» Exercise inputs:
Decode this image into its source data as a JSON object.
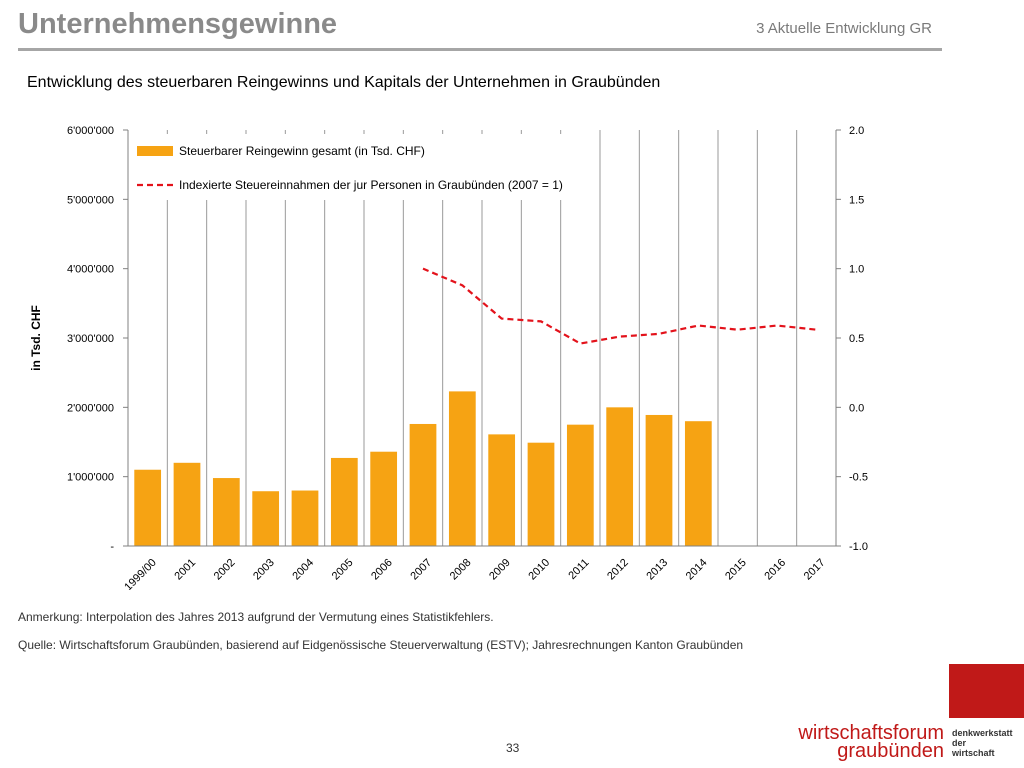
{
  "header": {
    "title": "Unternehmensgewinne",
    "section": "3 Aktuelle Entwicklung GR"
  },
  "chart_data": {
    "type": "bar",
    "title": "Entwicklung des steuerbaren Reingewinns und Kapitals der Unternehmen in Graubünden",
    "ylabel": "in Tsd. CHF",
    "categories": [
      "1999/00",
      "2001",
      "2002",
      "2003",
      "2004",
      "2005",
      "2006",
      "2007",
      "2008",
      "2009",
      "2010",
      "2011",
      "2012",
      "2013",
      "2014",
      "2015",
      "2016",
      "2017"
    ],
    "ylim": [
      0,
      6000000
    ],
    "y2lim": [
      -1.0,
      2.0
    ],
    "yticks": [
      "-",
      "1'000'000",
      "2'000'000",
      "3'000'000",
      "4'000'000",
      "5'000'000",
      "6'000'000"
    ],
    "y2ticks": [
      "-1.0",
      "-0.5",
      "0.0",
      "0.5",
      "1.0",
      "1.5",
      "2.0"
    ],
    "series": [
      {
        "name": "Steuerbarer Reingewinn gesamt (in Tsd. CHF)",
        "type": "bar",
        "axis": "left",
        "color": "#f6a313",
        "values": [
          1100000,
          1200000,
          980000,
          790000,
          800000,
          1270000,
          1360000,
          1760000,
          2230000,
          1610000,
          1490000,
          1750000,
          2000000,
          1890000,
          1800000,
          null,
          null,
          null
        ]
      },
      {
        "name": "Indexierte Steuereinnahmen der jur Personen in Graubünden (2007 = 1)",
        "type": "line",
        "axis": "right",
        "style": "dashed",
        "color": "#e3121b",
        "values": [
          null,
          null,
          null,
          null,
          null,
          null,
          null,
          1.0,
          0.88,
          0.64,
          0.62,
          0.46,
          0.51,
          0.53,
          0.59,
          0.56,
          0.59,
          0.56
        ]
      }
    ],
    "grid": "vertical",
    "legend": "top-left"
  },
  "footer": {
    "note": "Anmerkung:  Interpolation des Jahres 2013 aufgrund der Vermutung  eines Statistikfehlers.",
    "source": "Quelle: Wirtschaftsforum Graubünden, basierend auf Eidgenössische Steuerverwaltung (ESTV); Jahresrechnungen Kanton Graubünden",
    "page": "33",
    "logo_line1": "wirtschaftsforum",
    "logo_line2": "graubünden",
    "logo_side1": "denkwerkstatt",
    "logo_side2": "der",
    "logo_side3": "wirtschaft"
  }
}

» The request: Pictures are not part of the copy; reproduce everything else in the records exactly.

» Task solution:
Decode this image into its source data as a JSON object.
{
  "header": {
    "title": "Unternehmensgewinne",
    "section": "3 Aktuelle Entwicklung GR"
  },
  "chart_data": {
    "type": "bar",
    "title": "Entwicklung des steuerbaren Reingewinns und Kapitals der Unternehmen in Graubünden",
    "ylabel": "in Tsd. CHF",
    "categories": [
      "1999/00",
      "2001",
      "2002",
      "2003",
      "2004",
      "2005",
      "2006",
      "2007",
      "2008",
      "2009",
      "2010",
      "2011",
      "2012",
      "2013",
      "2014",
      "2015",
      "2016",
      "2017"
    ],
    "ylim": [
      0,
      6000000
    ],
    "y2lim": [
      -1.0,
      2.0
    ],
    "yticks": [
      "-",
      "1'000'000",
      "2'000'000",
      "3'000'000",
      "4'000'000",
      "5'000'000",
      "6'000'000"
    ],
    "y2ticks": [
      "-1.0",
      "-0.5",
      "0.0",
      "0.5",
      "1.0",
      "1.5",
      "2.0"
    ],
    "series": [
      {
        "name": "Steuerbarer Reingewinn gesamt (in Tsd. CHF)",
        "type": "bar",
        "axis": "left",
        "color": "#f6a313",
        "values": [
          1100000,
          1200000,
          980000,
          790000,
          800000,
          1270000,
          1360000,
          1760000,
          2230000,
          1610000,
          1490000,
          1750000,
          2000000,
          1890000,
          1800000,
          null,
          null,
          null
        ]
      },
      {
        "name": "Indexierte Steuereinnahmen der jur Personen in Graubünden (2007 = 1)",
        "type": "line",
        "axis": "right",
        "style": "dashed",
        "color": "#e3121b",
        "values": [
          null,
          null,
          null,
          null,
          null,
          null,
          null,
          1.0,
          0.88,
          0.64,
          0.62,
          0.46,
          0.51,
          0.53,
          0.59,
          0.56,
          0.59,
          0.56
        ]
      }
    ],
    "grid": "vertical",
    "legend": "top-left"
  },
  "footer": {
    "note": "Anmerkung:  Interpolation des Jahres 2013 aufgrund der Vermutung  eines Statistikfehlers.",
    "source": "Quelle: Wirtschaftsforum Graubünden, basierend auf Eidgenössische Steuerverwaltung (ESTV); Jahresrechnungen Kanton Graubünden",
    "page": "33",
    "logo_line1": "wirtschaftsforum",
    "logo_line2": "graubünden",
    "logo_side1": "denkwerkstatt",
    "logo_side2": "der",
    "logo_side3": "wirtschaft"
  }
}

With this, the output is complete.